Repeat the records in full and exactly, omitting pictures.

┌──

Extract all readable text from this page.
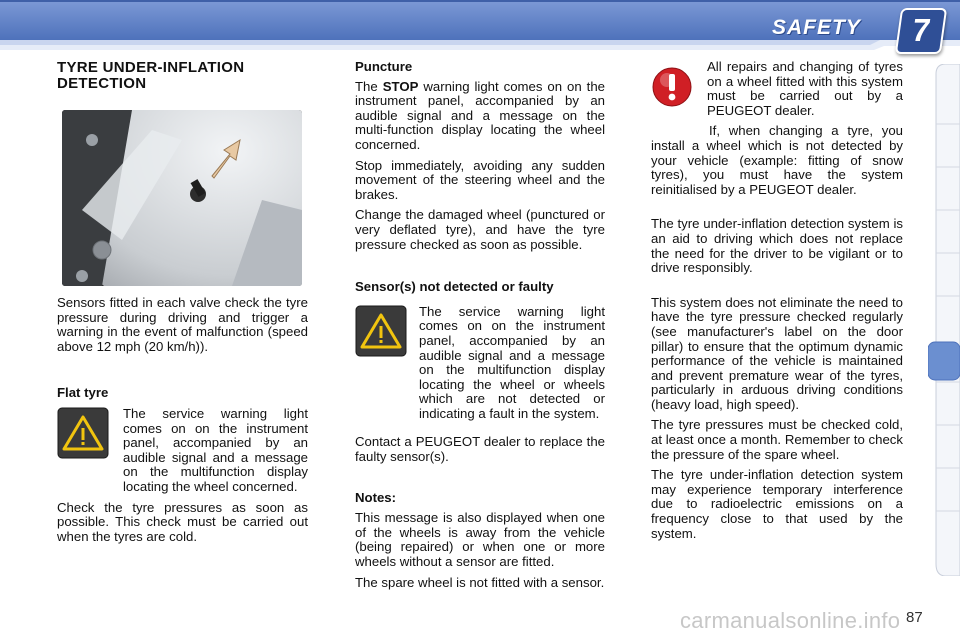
SAFETY	7
TYRE UNDER-INFLATION DETECTION

Sensors fitted in each valve check the tyre pressure during driving and trigger a warning in the event of malfunction (speed above 12 mph (20 km/h)).

Flat tyre

The service warning light comes on on the instrument panel, accompanied by an audible signal and a message on the multifunction display locating the wheel concerned.

Check the tyre pressures as soon as possible. This check must be carried out when the tyres are cold.

Puncture

The STOP warning light comes on on the instrument panel, accompanied by an audible signal and a message on the multi-function display locating the wheel concerned.

Stop immediately, avoiding any sudden movement of the steering wheel and the brakes.

Change the damaged wheel (punctured or very deflated tyre), and have the tyre pressure checked as soon as possible.

Sensor(s) not detected or faulty

The service warning light comes on on the instrument panel, accompanied by an audible signal and a message on the multifunction display locating the wheel or wheels which are not detected or indicating a fault in the system.

Contact a PEUGEOT dealer to replace the faulty sensor(s).

Notes:

This message is also displayed when one of the wheels is away from the vehicle (being repaired) or when one or more wheels without a sensor are fitted.

The spare wheel is not fitted with a sensor.

All repairs and changing of tyres on a wheel fitted with this system must be carried out by a PEUGEOT dealer.

If, when changing a tyre, you install a wheel which is not detected by your vehicle (example: fitting of snow tyres), you must have the system reinitialised by a PEUGEOT dealer.

The tyre under-inflation detection system is an aid to driving which does not replace the need for the driver to be vigilant or to drive responsibly.

This system does not eliminate the need to have the tyre pressure checked regularly (see manufacturer's label on the door pillar) to ensure that the optimum dynamic performance of the vehicle is maintained and prevent premature wear of the tyres, particularly in arduous driving conditions (heavy load, high speed).

The tyre pressures must be checked cold, at least once a month. Remember to check the pressure of the spare wheel.

The tyre under-inflation detection system may experience temporary interference due to radioelectric emissions on a frequency close to that used by the system.

carmanualsonline.info 87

└──

TASK RESULT:
Extract all readable text from this page.
SAFETY	7
TYRE UNDER-INFLATION DETECTION

Sensors fitted in each valve check the tyre pressure during driving and trigger a warning in the event of malfunction (speed above 12 mph (20 km/h)).

Flat tyre

The service warning light comes on on the instrument panel, accompanied by an audible signal and a message on the multifunction display locating the wheel concerned.

Check the tyre pressures as soon as possible. This check must be carried out when the tyres are cold.

Puncture

The STOP warning light comes on on the instrument panel, accompanied by an audible signal and a message on the multi-function display locating the wheel concerned.

Stop immediately, avoiding any sudden movement of the steering wheel and the brakes.

Change the damaged wheel (punctured or very deflated tyre), and have the tyre pressure checked as soon as possible.

Sensor(s) not detected or faulty

The service warning light comes on on the instrument panel, accompanied by an audible signal and a message on the multifunction display locating the wheel or wheels which are not detected or indicating a fault in the system.

Contact a PEUGEOT dealer to replace the faulty sensor(s).

Notes:

This message is also displayed when one of the wheels is away from the vehicle (being repaired) or when one or more wheels without a sensor are fitted.

The spare wheel is not fitted with a sensor.

All repairs and changing of tyres on a wheel fitted with this system must be carried out by a PEUGEOT dealer.

If, when changing a tyre, you install a wheel which is not detected by your vehicle (example: fitting of snow tyres), you must have the system reinitialised by a PEUGEOT dealer.

The tyre under-inflation detection system is an aid to driving which does not replace the need for the driver to be vigilant or to drive responsibly.

This system does not eliminate the need to have the tyre pressure checked regularly (see manufacturer's label on the door pillar) to ensure that the optimum dynamic performance of the vehicle is maintained and prevent premature wear of the tyres, particularly in arduous driving conditions (heavy load, high speed).

The tyre pressures must be checked cold, at least once a month. Remember to check the pressure of the spare wheel.

The tyre under-inflation detection system may experience temporary interference due to radioelectric emissions on a frequency close to that used by the system.

carmanualsonline.info 87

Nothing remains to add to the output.